[begin SUPPLIED TEXT]

This week's episode of Semi-Ramblomatic is now available!

Screw Nuance, Give Me A Memorable Villain | Semi-Ramblomatic

Comments

Someone tell Yahtzee that The Batman has some of my favorite characterizations in cbm's in both Batman and Riddler. It's also not overly realistic, check it out i you have time.

Erin Anderson

Hey Yahtzee! I definitely miss some pure evil villains. Played a game recently that you should check out, called Lysfanga: The Time Shift Warrior. The main villain of that game isn't really a pure evil villain, but it definitely sets up the sequel to have one. I really hope it get's a sequel cause it's one of the most interesting concepts I've played in years. Keep up the great work!

Davis Garrett

^_^

ur ppnballs

Yakuza villains are always a joy for me, Yakuza 6 has probably two most punchable men in existence as final bosses.

Nikolai Sitko

I will say this can sometimes go slightly too far. I’m fine with the motive being “I’m a dick and proud” but this has to be balanced with ability. The villains in Fire Emblem Engage (as the game that came out most recently I remember playing) were definitely hammy and memorable, but I found them constantly one-upping me in cutscenes and then gloating to be more annoying than anything. Now Higgs in Death Stranding… that was an unabashed weirdo that you couldn’t wait to finally punch out and smack with some luggage!

[end SUPPLIED TEXT]
[begin SOURCE MATERIAL]

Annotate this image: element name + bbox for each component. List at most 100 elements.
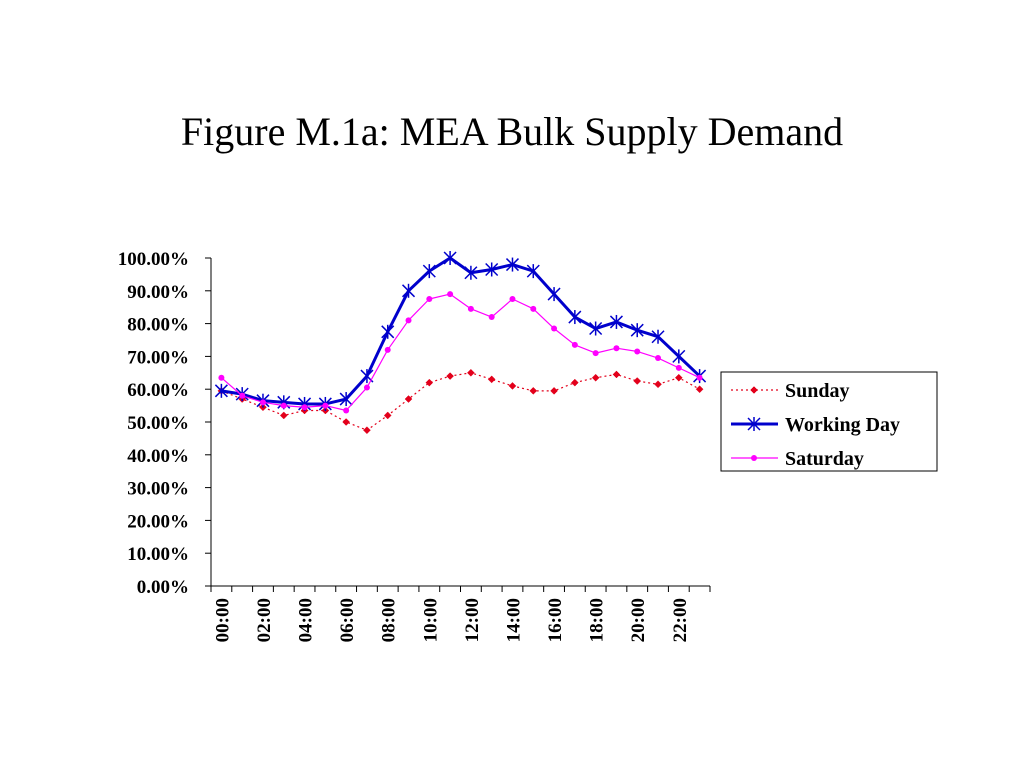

[end SOURCE MATERIAL]

WHAT THE TASK ASKS: Please name the game that, according to the Semi-Ramblomatic comments, has "probably two most punchable men in existence as final bosses."

EXERCISE ANSWER: Yakuza 6